## Exercise prompt
Transcribe verbatim the lines of material between the line containing "source-timecode[interactable]: 23;49;54;21 [624, 576, 693, 591]" and the line containing "insert-icon[interactable]: ⬒ [1222, 639, 1256, 655]", inclusive.

## The input
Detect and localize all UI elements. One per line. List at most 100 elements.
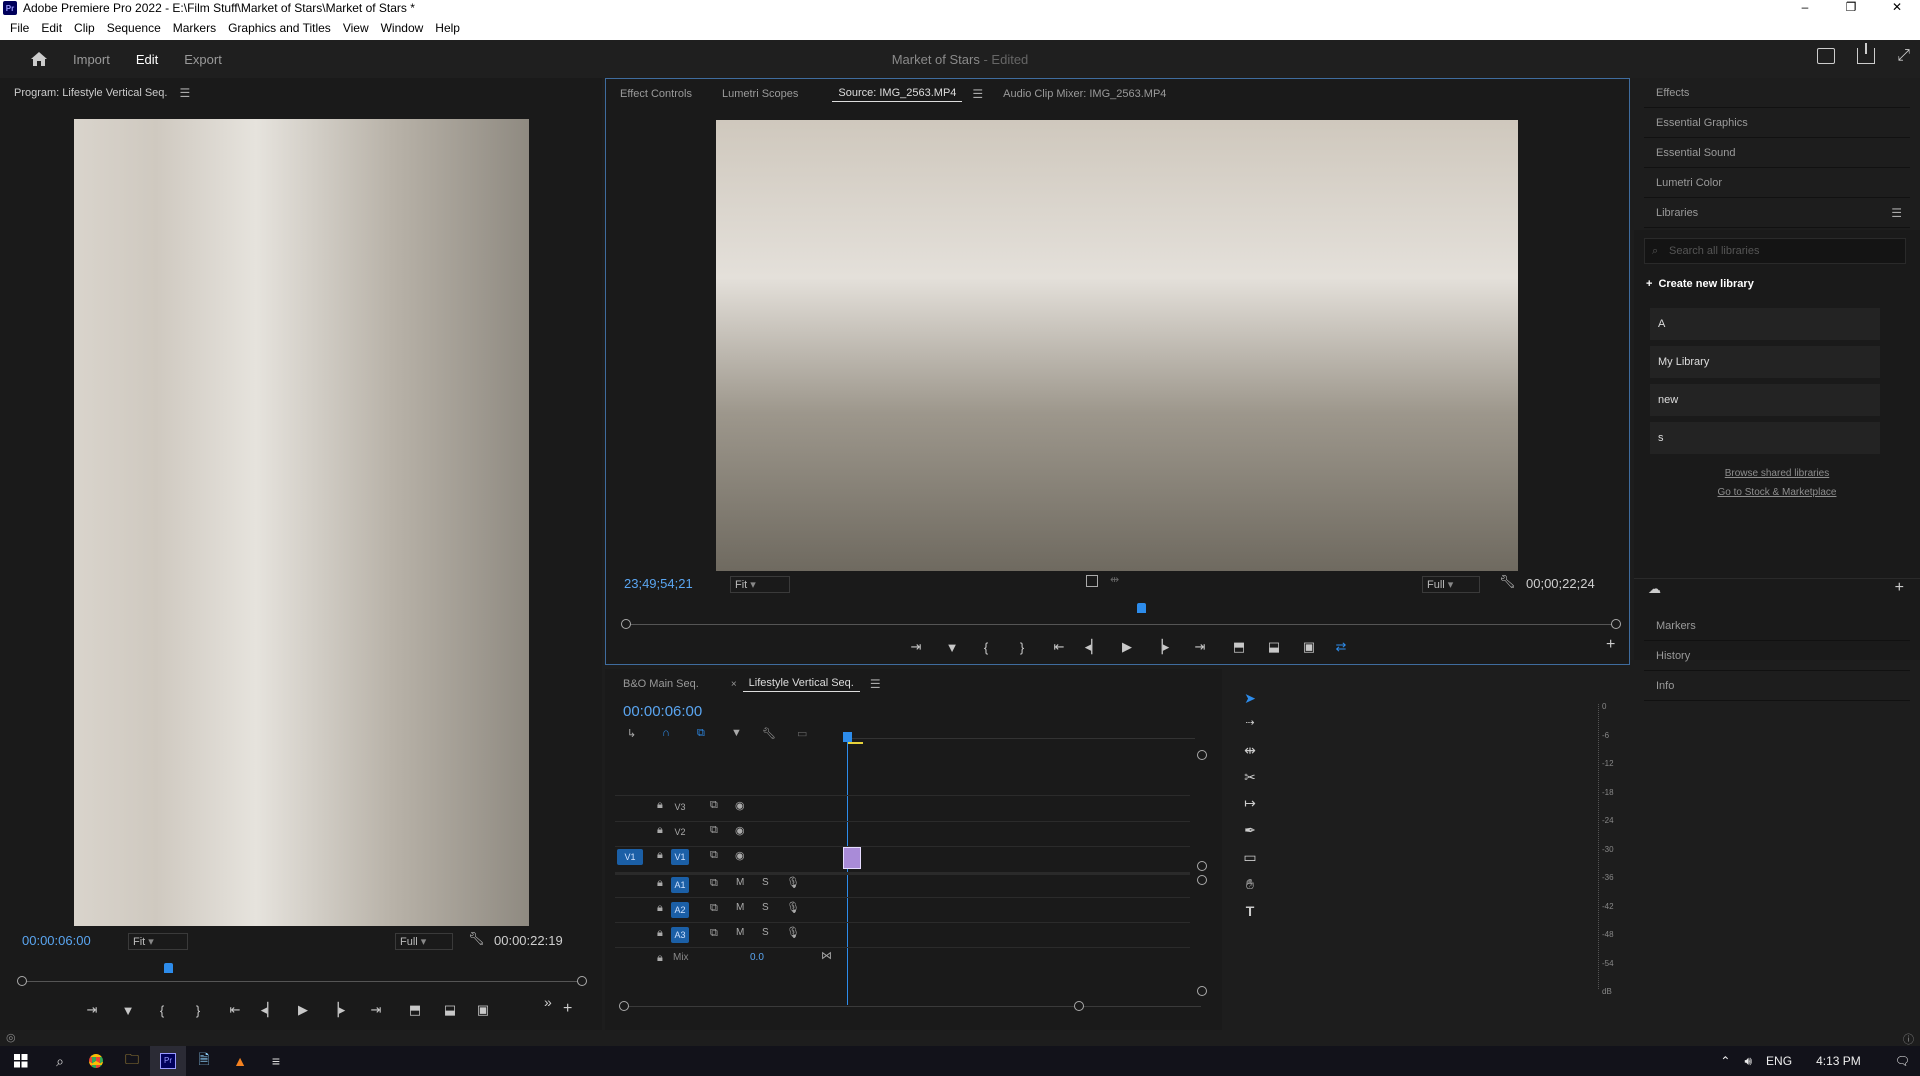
source-timecode[interactable]: 23;49;54;21 [624, 576, 693, 591]
camera-icon[interactable]: ▣ [468, 1002, 498, 1018]
timeline-scroll-left-handle[interactable] [619, 1001, 629, 1011]
search-icon[interactable]: ⌕ [42, 1046, 78, 1076]
play-icon[interactable]: ▶ [286, 1002, 320, 1018]
insert-icon[interactable]: ⬒ [1222, 639, 1256, 655]
sync-lock-icon[interactable]: ⧉ [710, 824, 718, 837]
browse-shared-libraries-link[interactable]: Browse shared libraries [1634, 468, 1920, 479]
track-lock-icon[interactable]: 🔒︎ [657, 799, 663, 812]
overwrite-icon[interactable]: ⬓ [1256, 639, 1292, 655]
panel-info[interactable]: Info [1644, 671, 1910, 701]
program-playhead[interactable] [163, 963, 173, 973]
sync-lock-icon[interactable]: ⧉ [710, 849, 718, 862]
source-go-to-in-icon[interactable]: ⇤ [1042, 639, 1076, 655]
source-zoom-handle-left[interactable] [621, 619, 631, 629]
timeline-settings-wrench-icon[interactable]: 🔧︎ [762, 727, 776, 740]
library-item[interactable]: A [1650, 308, 1880, 340]
linked-selection-icon[interactable]: ⧉ [697, 727, 705, 740]
source-button-editor-icon[interactable]: + [1606, 636, 1615, 654]
tab-import[interactable]: Import [60, 52, 123, 67]
track-target-v1[interactable]: V1 [671, 849, 689, 865]
sync-lock-icon[interactable]: ⧉ [710, 799, 718, 812]
menu-window[interactable]: Window [375, 21, 430, 35]
notepad-icon[interactable]: 🗎︎ [186, 1046, 222, 1076]
work-area-bar[interactable] [847, 742, 863, 744]
timeline-scroll-right-handle[interactable] [1074, 1001, 1084, 1011]
insert-sequence-as-nest-icon[interactable]: ↳ [627, 727, 636, 740]
track-lock-icon[interactable]: 🔒︎ [657, 927, 663, 940]
panel-lumetri-color[interactable]: Lumetri Color [1644, 168, 1910, 198]
voice-over-record-mic-icon[interactable]: 🎙︎ [786, 876, 800, 889]
source-playhead[interactable] [1136, 603, 1146, 613]
file-explorer-icon[interactable]: 🗀︎ [114, 1046, 150, 1076]
track-lock-icon[interactable]: 🔒︎ [657, 902, 663, 915]
track-target-a2[interactable]: A2 [671, 902, 689, 918]
track-target-v3[interactable]: V3 [671, 799, 689, 815]
toggle-proxies-icon[interactable]: ⇄ [1326, 639, 1356, 655]
program-timecode[interactable]: 00:00:06:00 [22, 933, 91, 948]
track-target-a1[interactable]: A1 [671, 877, 689, 893]
menu-sequence[interactable]: Sequence [101, 21, 167, 35]
menu-help[interactable]: Help [429, 21, 466, 35]
windows-start-icon[interactable] [0, 1046, 42, 1076]
background-tasks-icon[interactable]: ◎ [6, 1031, 16, 1044]
video-clip[interactable] [843, 847, 861, 869]
tab-export[interactable]: Export [171, 52, 235, 67]
info-icon[interactable]: ⓘ [1903, 1031, 1914, 1047]
source-camera-icon[interactable]: ▣ [1292, 639, 1326, 655]
menu-view[interactable]: View [337, 21, 375, 35]
stock-marketplace-link[interactable]: Go to Stock & Marketplace [1634, 487, 1920, 498]
source-zoom-dropdown[interactable]: Fit [730, 575, 790, 593]
source-zoom-handle-right[interactable] [1611, 619, 1621, 629]
type-tool-icon[interactable]: T [1240, 903, 1260, 919]
program-zoom-dropdown[interactable]: Fit [128, 932, 188, 950]
track-select-tool-icon[interactable]: ⇢ [1240, 716, 1260, 729]
video-scroll-bottom-handle[interactable] [1197, 861, 1207, 871]
snap-icon[interactable]: ∩ [662, 727, 670, 739]
source-drag-video-icon[interactable] [1086, 575, 1098, 587]
toggle-track-output-eye-icon[interactable]: ◉ [735, 849, 745, 862]
sync-lock-icon[interactable]: ⧉ [710, 877, 718, 890]
home-icon[interactable] [18, 40, 60, 78]
source-mark-in-icon[interactable]: { [970, 640, 1002, 655]
timeline-timecode[interactable]: 00:00:06:00 [623, 703, 702, 720]
chrome-icon[interactable] [78, 1046, 114, 1076]
source-settings-wrench-icon[interactable]: 🔧︎ [1499, 574, 1516, 590]
menu-clip[interactable]: Clip [68, 21, 101, 35]
mix-volume-value[interactable]: 0.0 [750, 952, 764, 963]
source-play-icon[interactable]: ▶ [1110, 639, 1144, 655]
lift-icon[interactable]: ⬒ [398, 1002, 432, 1018]
toggle-track-output-eye-icon[interactable]: ◉ [735, 824, 745, 837]
voice-over-record-mic-icon[interactable]: 🎙︎ [786, 926, 800, 939]
go-to-out-icon[interactable]: ⇥ [354, 1002, 398, 1018]
program-zoom-handle-right[interactable] [577, 976, 587, 986]
ripple-edit-tool-icon[interactable]: ⇹ [1240, 742, 1260, 759]
audio-scroll-top-handle[interactable] [1197, 875, 1207, 885]
add-marker-icon[interactable]: ▼ [731, 727, 742, 739]
panel-history[interactable]: History [1644, 641, 1910, 671]
solo-track-button[interactable]: S [762, 902, 769, 913]
mix-pan-icon[interactable]: ⋈ [821, 949, 832, 962]
tab-source-monitor[interactable]: Source: IMG_2563.MP4 [832, 87, 963, 102]
libraries-menu-icon[interactable]: ☰ [1891, 198, 1902, 228]
tab-edit[interactable]: Edit [123, 52, 171, 67]
tab-lumetri-scopes[interactable]: Lumetri Scopes [716, 88, 804, 100]
source-drag-audio-icon[interactable]: ⇹ [1110, 573, 1119, 586]
program-settings-wrench-icon[interactable]: 🔧︎ [468, 931, 485, 947]
source-resolution-dropdown[interactable]: Full [1422, 575, 1480, 593]
program-zoom-handle-left[interactable] [17, 976, 27, 986]
create-library-button[interactable]: + Create new library [1646, 278, 1754, 290]
cloud-icon[interactable]: ☁ [1648, 581, 1661, 597]
mark-in-icon[interactable]: { [146, 1003, 178, 1018]
extract-icon[interactable]: ⬓ [432, 1002, 468, 1018]
mute-track-button[interactable]: M [736, 927, 744, 938]
mark-out-icon[interactable]: } [178, 1003, 218, 1018]
solo-track-button[interactable]: S [762, 877, 769, 888]
menu-markers[interactable]: Markers [167, 21, 222, 35]
add-library-element-icon[interactable]: + [1895, 579, 1904, 597]
libraries-search-field[interactable]: ⌕ Search all libraries [1644, 238, 1906, 264]
tab-audio-clip-mixer[interactable]: Audio Clip Mixer: IMG_2563.MP4 [997, 88, 1172, 100]
menu-file[interactable]: File [4, 21, 35, 35]
library-item[interactable]: My Library [1650, 346, 1880, 378]
menu-edit[interactable]: Edit [35, 21, 68, 35]
notifications-icon[interactable]: 🗨︎ [1895, 1054, 1910, 1068]
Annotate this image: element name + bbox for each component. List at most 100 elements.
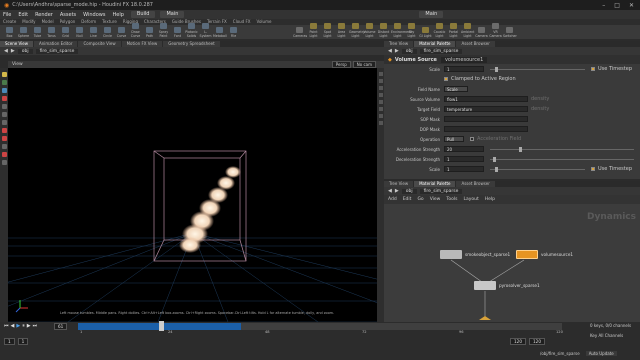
main-desktop-dropdown[interactable]: Main [160, 11, 185, 18]
back-arrow-icon[interactable]: ◀ [4, 48, 8, 54]
deceleration-strength-slider[interactable] [490, 156, 634, 162]
pose-tool-icon[interactable] [1, 96, 7, 101]
menu-assets[interactable]: Assets [60, 12, 76, 18]
step-back-icon[interactable]: ◀ [11, 323, 15, 329]
path-segment-obj[interactable]: obj [401, 188, 417, 194]
grid-toggle-icon[interactable] [378, 93, 383, 97]
jump-end-icon[interactable]: ⏭ [33, 323, 38, 329]
use-timestep-checkbox[interactable] [591, 167, 596, 171]
brush-tool-icon[interactable] [1, 144, 7, 149]
network-editor[interactable]: Dynamics smokeobject_sparse1 volumesourc… [384, 204, 640, 322]
tool-platonic[interactable]: Platonic Solids [185, 23, 198, 38]
path-segment-network[interactable]: fire_sim_sparse [419, 188, 463, 194]
forward-arrow-icon[interactable]: ▶ [395, 188, 399, 194]
bottom-scale-slider[interactable] [490, 166, 586, 172]
tool-spot-light[interactable]: Spot Light [321, 23, 334, 38]
network-menu-add[interactable]: Add [388, 197, 397, 202]
scale-field[interactable]: 1 [444, 66, 484, 72]
back-arrow-icon[interactable]: ◀ [388, 188, 392, 194]
forward-arrow-icon[interactable]: ▶ [11, 48, 15, 54]
end-frame-field-2[interactable]: 120 [529, 338, 545, 345]
scale-slider[interactable] [490, 66, 586, 72]
tool-volume-light[interactable]: Volume Light [363, 23, 376, 38]
lock-icon[interactable] [1, 160, 7, 165]
move-tool-icon[interactable] [1, 104, 7, 109]
bottom-scale-field[interactable]: 1 [444, 166, 484, 172]
tool-null[interactable]: Null [73, 27, 86, 38]
sop-mask-field[interactable] [444, 116, 528, 122]
menu-file[interactable]: File [3, 12, 11, 18]
build-desktop-button[interactable]: Build [130, 11, 156, 18]
back-arrow-icon[interactable]: ◀ [388, 48, 392, 54]
rotate-tool-icon[interactable] [1, 112, 7, 117]
use-timestep-checkbox[interactable] [591, 67, 596, 71]
slider-knob[interactable] [494, 66, 498, 72]
network-menu-tools[interactable]: Tools [446, 197, 457, 202]
tool-draw-curve[interactable]: Draw Curve [129, 23, 142, 38]
view-tool-icon[interactable] [1, 88, 7, 93]
bounds-icon[interactable] [378, 100, 383, 104]
menu-render[interactable]: Render [35, 12, 53, 18]
network-menu-edit[interactable]: Edit [403, 197, 412, 202]
select-tool-icon[interactable] [1, 72, 7, 77]
field-name-dropdown[interactable]: Scale [444, 86, 468, 92]
play-icon[interactable]: ▶ [16, 323, 20, 329]
clamp-active-region-checkbox[interactable] [444, 77, 448, 81]
snap-icon[interactable] [1, 136, 7, 141]
persp-dropdown[interactable]: Persp [331, 61, 351, 68]
right-desktop-dropdown[interactable]: Main [419, 11, 444, 18]
normals-icon[interactable] [378, 107, 383, 111]
handle-tool-icon[interactable] [1, 80, 7, 85]
minimize-button[interactable]: – [602, 2, 605, 9]
tool-sphere[interactable]: Sphere [17, 27, 30, 38]
tool-point-light[interactable]: Point Light [307, 23, 320, 38]
node-smokeobject[interactable] [440, 250, 462, 259]
tool-file[interactable]: File [227, 27, 240, 38]
magnet-icon[interactable] [1, 128, 7, 133]
step-forward-icon[interactable]: ▶ [27, 323, 31, 329]
key-all-channels-button[interactable]: Key All Channels [590, 333, 638, 338]
acceleration-strength-slider[interactable] [490, 146, 634, 152]
tool-circle[interactable]: Circle [101, 27, 114, 38]
tool-path[interactable]: Path [143, 27, 156, 38]
path-segment-network[interactable]: fire_sim_sparse [35, 48, 79, 54]
operation-dropdown[interactable]: Pull [444, 136, 464, 142]
network-menu-go[interactable]: Go [417, 197, 423, 202]
end-frame-field[interactable]: 120 [510, 338, 526, 345]
target-field-field[interactable]: temperature [444, 106, 528, 112]
tool-portal-light[interactable]: Portal Light [447, 23, 460, 38]
scene-viewport[interactable] [8, 68, 377, 322]
tool-sky-light[interactable]: Sky Light [405, 23, 418, 38]
tool-line[interactable]: Line [87, 27, 100, 38]
path-segment-network[interactable]: fire_sim_sparse [419, 48, 463, 54]
slider-knob[interactable] [494, 166, 498, 172]
maximize-button[interactable]: □ [614, 2, 620, 9]
menu-edit[interactable]: Edit [18, 12, 28, 18]
timeline-playhead[interactable] [159, 321, 165, 331]
network-menu-layout[interactable]: Layout [463, 197, 478, 202]
tool-tube[interactable]: Tube [31, 27, 44, 38]
node-pyrosolver[interactable] [474, 281, 496, 290]
acceleration-field-checkbox[interactable] [470, 137, 474, 141]
pause-icon[interactable]: ⏸ [22, 323, 25, 329]
tool-caustic-light[interactable]: Caustic Light [433, 23, 446, 38]
slider-knob[interactable] [492, 156, 496, 162]
tool-switcher[interactable]: Switcher [503, 27, 517, 38]
tool-torus[interactable]: Torus [45, 27, 58, 38]
tool-font[interactable]: Font [171, 27, 184, 38]
path-segment-obj[interactable]: obj [401, 48, 417, 54]
node-name-field[interactable]: volumesource1 [440, 56, 488, 63]
tool-metaball[interactable]: Metaball [213, 27, 227, 38]
jump-start-icon[interactable]: ⏮ [4, 323, 9, 329]
tool-cam[interactable]: Camera [475, 27, 488, 38]
path-segment-obj[interactable]: obj [17, 48, 33, 54]
tool-curve[interactable]: Curve [115, 27, 128, 38]
current-frame-field[interactable]: 61 [54, 323, 68, 330]
source-volume-field[interactable]: flow1 [444, 96, 528, 102]
menu-help[interactable]: Help [112, 12, 123, 18]
node-volumesource[interactable] [516, 250, 538, 259]
start-frame-field-2[interactable]: 1 [17, 338, 29, 345]
acceleration-strength-field[interactable]: 20 [444, 146, 484, 152]
camera-dropdown[interactable]: No cam [352, 61, 376, 68]
display-options-icon[interactable] [378, 72, 383, 76]
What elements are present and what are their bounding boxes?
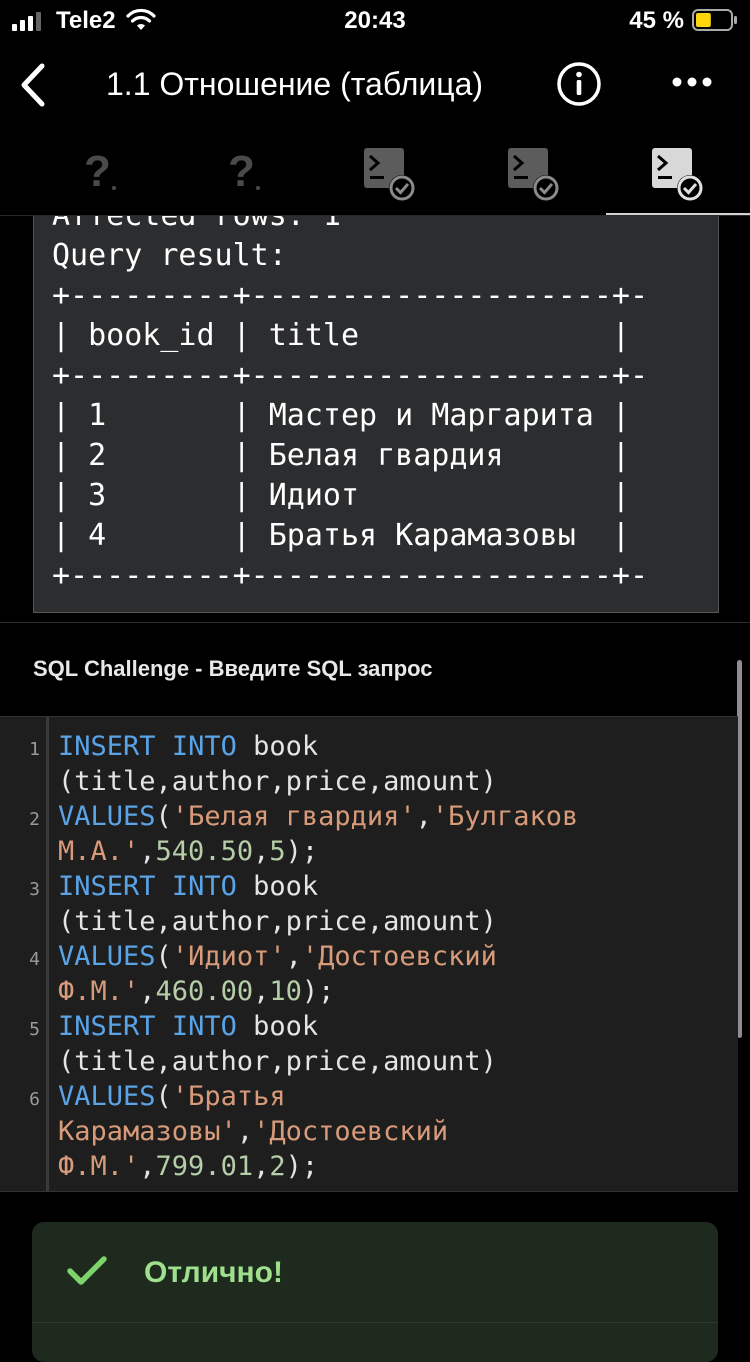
code-token: , [253,976,270,1007]
code-token: INSERT [58,871,156,902]
success-banner: Отлично! [32,1222,718,1362]
code-token: 460.00 [155,976,254,1007]
code-token: , [253,836,270,867]
code-token: VALUES [58,1081,156,1112]
code-token: 799.01 [155,1151,254,1182]
code-token: ); [285,1151,319,1182]
code-token: INSERT [58,731,156,762]
code-token: VALUES [58,801,156,832]
code-token: 5 [269,836,286,867]
checkmark-icon [67,1256,107,1285]
code-token: 2 [269,1151,286,1182]
line-number: 3 [29,879,40,900]
step-tab-3[interactable] [318,130,462,216]
code-token: INTO [171,731,237,762]
code-text[interactable]: INSERT INTO book (title,author,price,amo… [58,729,578,1184]
code-token: ( [155,941,172,972]
terminal-check-icon [364,148,415,201]
step-tab-2[interactable]: ? [174,130,318,216]
code-token: 540.50 [155,836,254,867]
code-token: , [415,801,432,832]
code-token: , [139,836,156,867]
chevron-left-icon[interactable] [12,60,56,110]
question-icon: ? [84,147,116,194]
code-token: VALUES [58,941,156,972]
code-token: , [253,1151,270,1182]
line-number: 1 [29,739,40,760]
section-divider [0,622,750,623]
line-number: 4 [29,949,40,970]
battery-icon [692,9,737,31]
status-bar: Tele2 20:43 45 % [0,0,750,42]
svg-text:?: ? [84,147,111,194]
code-token: , [236,1116,254,1147]
code-token: , [139,976,156,1007]
ellipsis-icon[interactable] [668,68,716,96]
console-output: Affected rows: 1 Query result: +--------… [52,216,649,593]
code-token: 'Белая гвардия' [171,801,416,832]
query-result-console[interactable]: Affected rows: 1 Query result: +--------… [33,216,719,613]
code-token: 'Идиот' [171,941,286,972]
code-token: ( [155,801,172,832]
line-number: 2 [29,809,40,830]
step-tab-4[interactable] [462,130,606,216]
code-token: , [285,941,302,972]
step-tab-1[interactable]: ? [30,130,174,216]
challenge-label: SQL Challenge - Введите SQL запрос [33,656,433,681]
banner-divider [32,1322,718,1323]
step-tab-5[interactable] [606,130,750,216]
code-token: , [139,1151,156,1182]
code-token: INTO [171,871,237,902]
line-number-gutter: 1 2 3 4 5 6 [0,717,49,1191]
code-token: INTO [171,1011,237,1042]
question-icon: ? [228,147,260,194]
success-message: Отлично! [144,1256,283,1289]
battery-percent: 45 % [629,7,684,34]
terminal-check-icon [652,148,703,201]
line-number: 5 [29,1019,40,1040]
code-token: ); [301,976,335,1007]
page-title: 1.1 Отношение (таблица) [106,66,484,102]
code-token: 10 [269,976,302,1007]
step-tabs: ? ? [0,130,750,216]
code-token: ); [285,836,319,867]
info-icon[interactable] [555,60,603,108]
code-token: ( [155,1081,172,1112]
code-token: INSERT [58,1011,156,1042]
svg-text:?: ? [228,147,255,194]
line-number: 6 [29,1089,40,1110]
sql-code-editor[interactable]: 1 2 3 4 5 6 INSERT INTO book (title,auth… [0,716,738,1192]
navigation-bar: 1.1 Отношение (таблица) [0,46,750,126]
terminal-check-icon [508,148,559,201]
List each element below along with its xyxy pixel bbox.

## Written answer
source-timecode[interactable]: 23;49;54;21 [624, 576, 693, 591]
camera-icon[interactable]: ▣ [468, 1002, 498, 1018]
timeline-scroll-left-handle[interactable] [619, 1001, 629, 1011]
search-icon[interactable]: ⌕ [42, 1046, 78, 1076]
play-icon[interactable]: ▶ [286, 1002, 320, 1018]
insert-icon[interactable]: ⬒ [1222, 639, 1256, 655]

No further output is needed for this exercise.